● The request
Each line in the entries below that holds the string "Decade" is to be listed.

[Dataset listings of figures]
[Start]

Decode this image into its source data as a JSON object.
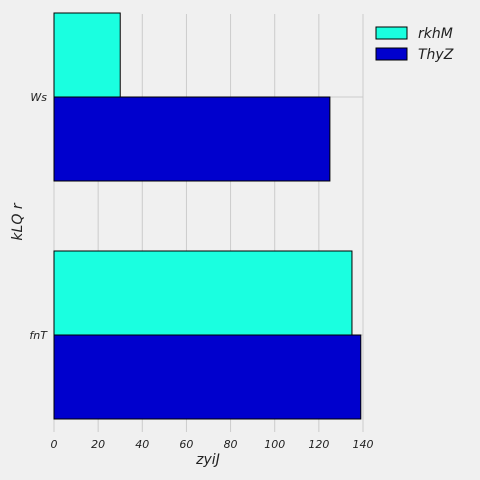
{
  "chart_data": {
    "type": "bar",
    "orientation": "horizontal",
    "categories": [
      "fnT",
      "Ws"
    ],
    "series": [
      {
        "name": "rkhM",
        "color": "#1affe0",
        "values": [
          135,
          30
        ]
      },
      {
        "name": "ThyZ",
        "color": "#0000cd",
        "values": [
          139,
          125
        ]
      }
    ],
    "xlabel": "zyiJ",
    "ylabel": "kLQ r",
    "xlim": [
      0,
      140
    ],
    "xticks": [
      0,
      20,
      40,
      60,
      80,
      100,
      120,
      140
    ],
    "grid": true,
    "legend": "top-right"
  }
}
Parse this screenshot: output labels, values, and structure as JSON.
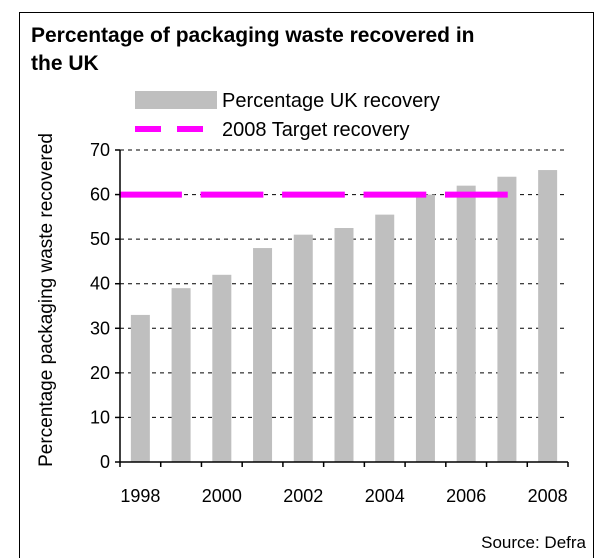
{
  "chart_data": {
    "type": "bar",
    "title_line1": "Percentage of packaging waste recovered in",
    "title_line2": "the UK",
    "ylabel": "Percentage packaging waste recovered",
    "xlabel": "",
    "ylim": [
      0,
      70
    ],
    "yticks": [
      0,
      10,
      20,
      30,
      40,
      50,
      60,
      70
    ],
    "categories": [
      "1998",
      "1999",
      "2000",
      "2001",
      "2002",
      "2003",
      "2004",
      "2005",
      "2006",
      "2007",
      "2008"
    ],
    "xtick_labels": [
      "1998",
      "2000",
      "2002",
      "2004",
      "2006",
      "2008"
    ],
    "series": [
      {
        "name": "Percentage UK recovery",
        "values": [
          33,
          39,
          42,
          48,
          51,
          52.5,
          55.5,
          60,
          62,
          64,
          65.5
        ],
        "color": "#bfbfbf"
      }
    ],
    "target": {
      "name": "2008 Target recovery",
      "value": 60,
      "color": "#ff00ff"
    },
    "grid": true,
    "legend": "top",
    "source": "Source: Defra"
  }
}
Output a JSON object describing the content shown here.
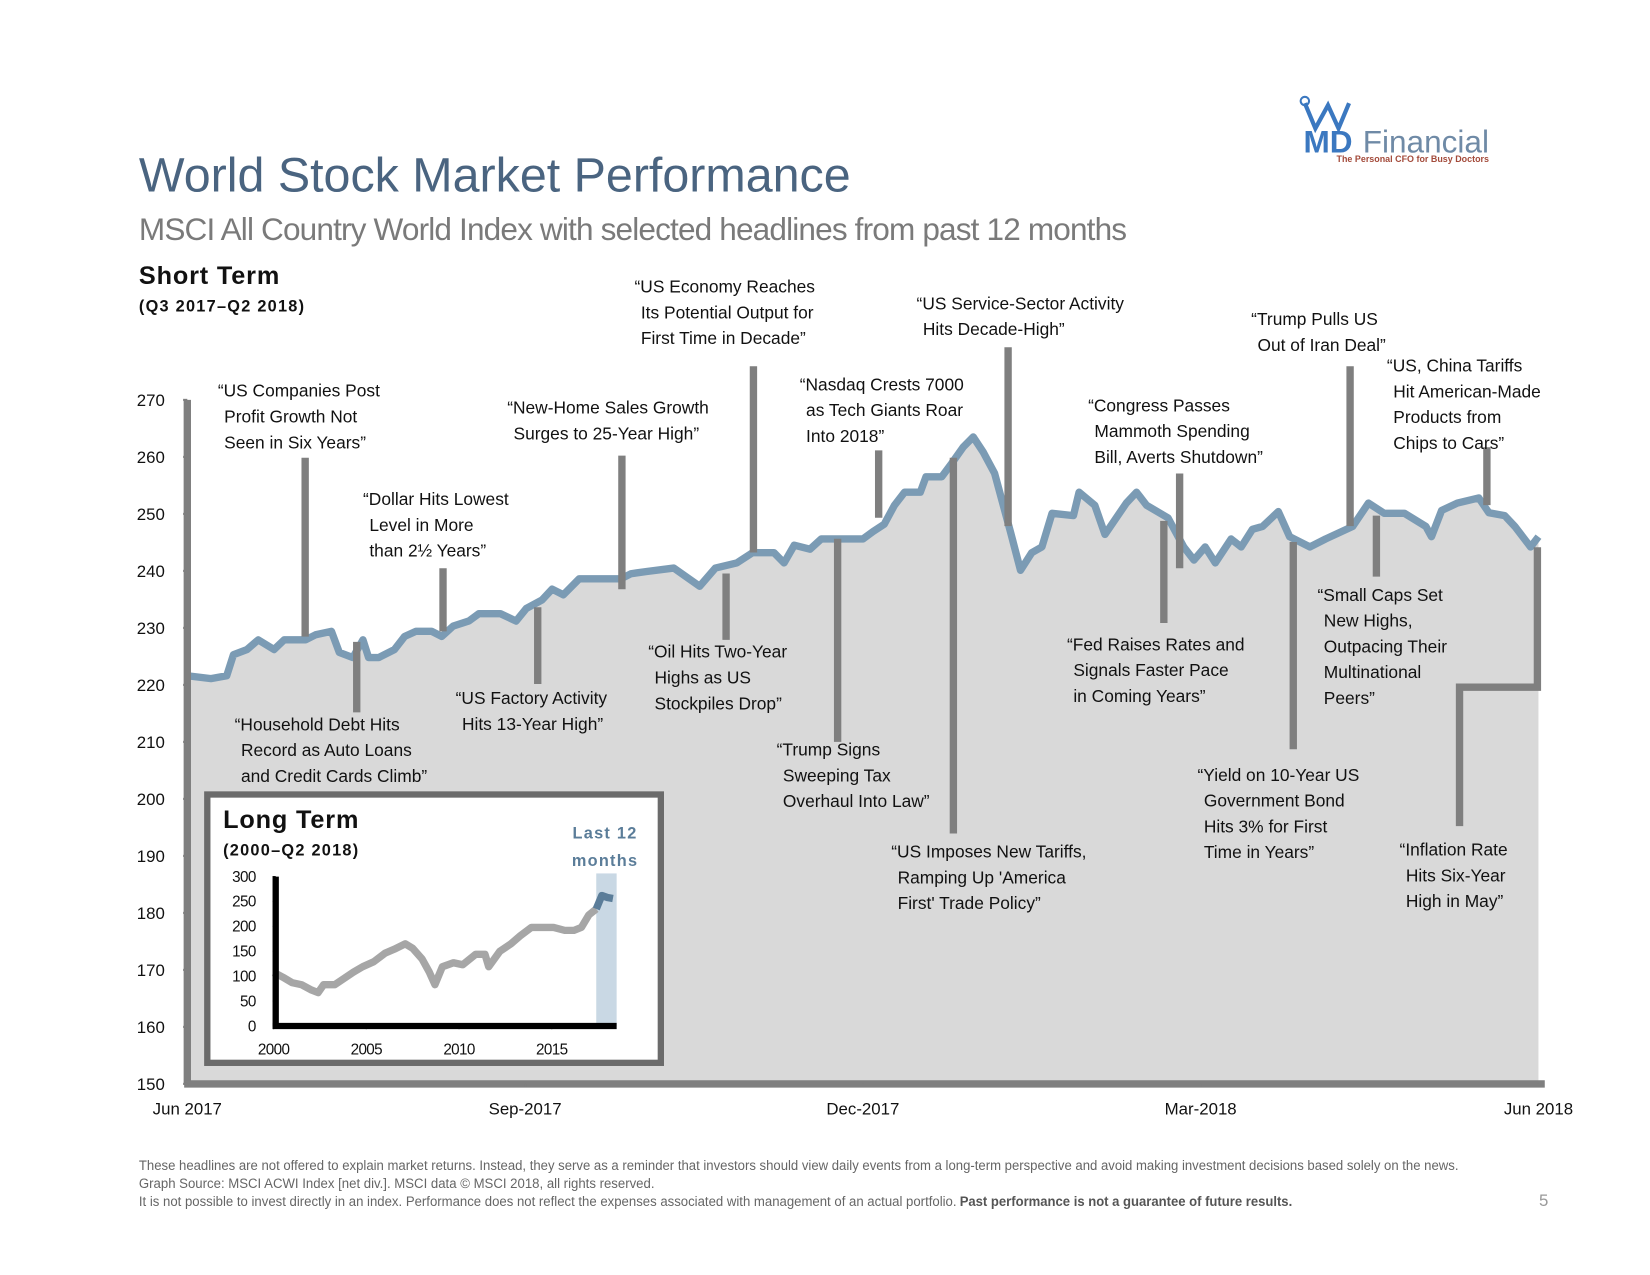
{
  "header": {
    "title": "World Stock Market Performance",
    "subtitle": "MSCI All Country World Index with selected headlines from past 12 months",
    "logo_mark": "MD",
    "logo_name": "Financial",
    "logo_tagline": "The Personal CFO for Busy Doctors"
  },
  "chart_data": [
    {
      "type": "line",
      "title": "Short Term",
      "subtitle": "(Q3 2017–Q2 2018)",
      "x": [
        0,
        0.21,
        0.35,
        0.41,
        0.53,
        0.63,
        0.77,
        0.86,
        1.05,
        1.14,
        1.28,
        1.35,
        1.47,
        1.56,
        1.61,
        1.7,
        1.84,
        1.93,
        2.03,
        2.17,
        2.26,
        2.36,
        2.5,
        2.59,
        2.78,
        2.92,
        3.01,
        3.15,
        3.24,
        3.34,
        3.48,
        3.85,
        3.94,
        4.08,
        4.32,
        4.55,
        4.69,
        4.88,
        5.02,
        5.21,
        5.3,
        5.39,
        5.53,
        5.63,
        6,
        6.09,
        6.19,
        6.28,
        6.37,
        6.51,
        6.56,
        6.7,
        6.79,
        6.89,
        6.98,
        7.07,
        7.17,
        7.31,
        7.4,
        7.5,
        7.59,
        7.68,
        7.87,
        7.92,
        8.06,
        8.15,
        8.34,
        8.43,
        8.52,
        8.71,
        8.85,
        8.94,
        9.04,
        9.13,
        9.27,
        9.36,
        9.46,
        9.55,
        9.69,
        9.79,
        9.97,
        10.11,
        10.35,
        10.49,
        10.63,
        10.81,
        11,
        11.05,
        11.14,
        11.28,
        11.47,
        11.56,
        11.7,
        11.79,
        11.93,
        12
      ],
      "series": [
        {
          "color": "#7b9bb4",
          "values": [
            221.6,
            221.1,
            221.6,
            225.3,
            226.2,
            227.9,
            226.2,
            227.9,
            227.9,
            228.8,
            229.4,
            225.7,
            224.8,
            227.9,
            224.8,
            224.8,
            226.2,
            228.5,
            229.4,
            229.4,
            228.5,
            230.3,
            231.2,
            232.5,
            232.5,
            231.2,
            233.4,
            234.9,
            236.8,
            235.8,
            238.6,
            238.6,
            239.5,
            239.9,
            240.5,
            237.3,
            240.5,
            241.4,
            243.2,
            243.2,
            241.4,
            244.5,
            243.8,
            245.6,
            245.6,
            246.9,
            248.2,
            251.5,
            253.8,
            253.8,
            256.5,
            256.5,
            258.9,
            261.7,
            263.5,
            260.8,
            257.1,
            246.9,
            240.1,
            243.2,
            244.2,
            250.1,
            249.7,
            253.8,
            251.5,
            246.4,
            251.9,
            253.8,
            251.5,
            249.3,
            244.2,
            241.9,
            244.2,
            241.4,
            245.6,
            244.2,
            247.3,
            247.8,
            250.4,
            246,
            244.2,
            245.6,
            247.8,
            251.9,
            250.1,
            250.1,
            247.8,
            246,
            250.6,
            251.9,
            252.8,
            250.2,
            249.7,
            247.8,
            244.2,
            246
          ]
        }
      ],
      "xlim": [
        0,
        12
      ],
      "ylim": [
        150,
        270
      ],
      "xticks": [
        {
          "value": 0,
          "label": "Jun 2017"
        },
        {
          "value": 3,
          "label": "Sep-2017"
        },
        {
          "value": 6,
          "label": "Dec-2017"
        },
        {
          "value": 9,
          "label": "Mar-2018"
        },
        {
          "value": 12,
          "label": "Jun 2018"
        }
      ],
      "yticks": [
        150,
        160,
        170,
        180,
        190,
        200,
        210,
        220,
        230,
        240,
        250,
        260,
        270
      ],
      "annotations": [
        [
          "“US Companies Post",
          "Profit Growth Not",
          "Seen in Six Years”"
        ],
        [
          "“Household Debt Hits",
          "Record as Auto Loans",
          "and Credit Cards Climb”"
        ],
        [
          "“Dollar Hits Lowest",
          "Level in More",
          "than 2½ Years”"
        ],
        [
          "“US Factory Activity",
          "Hits 13-Year High”"
        ],
        [
          "“New-Home Sales Growth",
          "Surges to 25-Year High”"
        ],
        [
          "“Oil Hits Two-Year",
          "Highs as US",
          "Stockpiles Drop”"
        ],
        [
          "“US Economy Reaches",
          "Its Potential Output for",
          "First Time in Decade”"
        ],
        [
          "“Trump Signs",
          "Sweeping Tax",
          "Overhaul Into Law”"
        ],
        [
          "“Nasdaq Crests 7000",
          "as Tech Giants Roar",
          "Into 2018”"
        ],
        [
          "“US Imposes New Tariffs,",
          "Ramping Up 'America",
          "First' Trade Policy”"
        ],
        [
          "“US Service-Sector Activity",
          "Hits Decade-High”"
        ],
        [
          "“Congress Passes",
          "Mammoth Spending",
          "Bill, Averts Shutdown”"
        ],
        [
          "“Fed Raises Rates and",
          "Signals Faster Pace",
          "in Coming Years”"
        ],
        [
          "“Yield on 10-Year US",
          "Government Bond",
          "Hits 3% for First",
          "Time in Years”"
        ],
        [
          "“Trump Pulls US",
          "Out of Iran Deal”"
        ],
        [
          "“Small Caps Set",
          "New Highs,",
          "Outpacing Their",
          "Multinational",
          "Peers”"
        ],
        [
          "“US, China Tariffs",
          "Hit American-Made",
          "Products from",
          "Chips to Cars”"
        ],
        [
          "“Inflation Rate",
          "Hits Six-Year",
          "High in May”"
        ]
      ]
    },
    {
      "type": "line",
      "title": "Long Term",
      "subtitle": "(2000–Q2 2018)",
      "series": [
        {
          "color": "#a6a6a6",
          "x": [
            2000,
            2000.5,
            2001,
            2001.5,
            2002,
            2002.4,
            2002.7,
            2003.3,
            2004.3,
            2004.8,
            2005.4,
            2006,
            2006.5,
            2007.1,
            2007.5,
            2008,
            2008.4,
            2008.7,
            2009.1,
            2009.7,
            2010.2,
            2010.9,
            2011.4,
            2011.6,
            2012.2,
            2012.8,
            2013.3,
            2013.9,
            2014.5,
            2015.1,
            2015.7,
            2016.2,
            2016.6,
            2017,
            2017.4
          ],
          "values": [
            108,
            98,
            87,
            83,
            73,
            67,
            83,
            83,
            108,
            119,
            129,
            146,
            154,
            165,
            156,
            135,
            108,
            83,
            119,
            127,
            123,
            144,
            144,
            119,
            150,
            165,
            181,
            198,
            198,
            198,
            192,
            192,
            198,
            223,
            235
          ]
        },
        {
          "color": "#5b7d99",
          "x": [
            2017.4,
            2017.7,
            2018,
            2018.3
          ],
          "values": [
            235,
            262,
            258,
            256
          ]
        }
      ],
      "highlight_label": [
        "Last 12",
        "months"
      ],
      "highlight_range": [
        2017.4,
        2018.5
      ],
      "highlight_color": "#c9d8e4",
      "xlim": [
        2000,
        2018.5
      ],
      "ylim": [
        0,
        300
      ],
      "xticks": [
        2000,
        2005,
        2010,
        2015
      ],
      "yticks": [
        0,
        50,
        100,
        150,
        200,
        250,
        300
      ]
    }
  ],
  "footer": {
    "note": "These headlines are not offered to explain market returns. Instead, they serve as a reminder that investors should view daily events from a long-term perspective and avoid making investment decisions based solely on the news.",
    "source": "Graph Source: MSCI ACWI Index [net div.]. MSCI data © MSCI 2018, all rights reserved.",
    "disclaimer": "It is not possible to invest directly in an index. Performance does not reflect the expenses associated with management of an actual portfolio.",
    "disclaimer_bold": "Past performance is not a guarantee of future results.",
    "page": "5"
  }
}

[End]

● Correct result
          "First Time in Decade”"
          "Hits Decade-High”"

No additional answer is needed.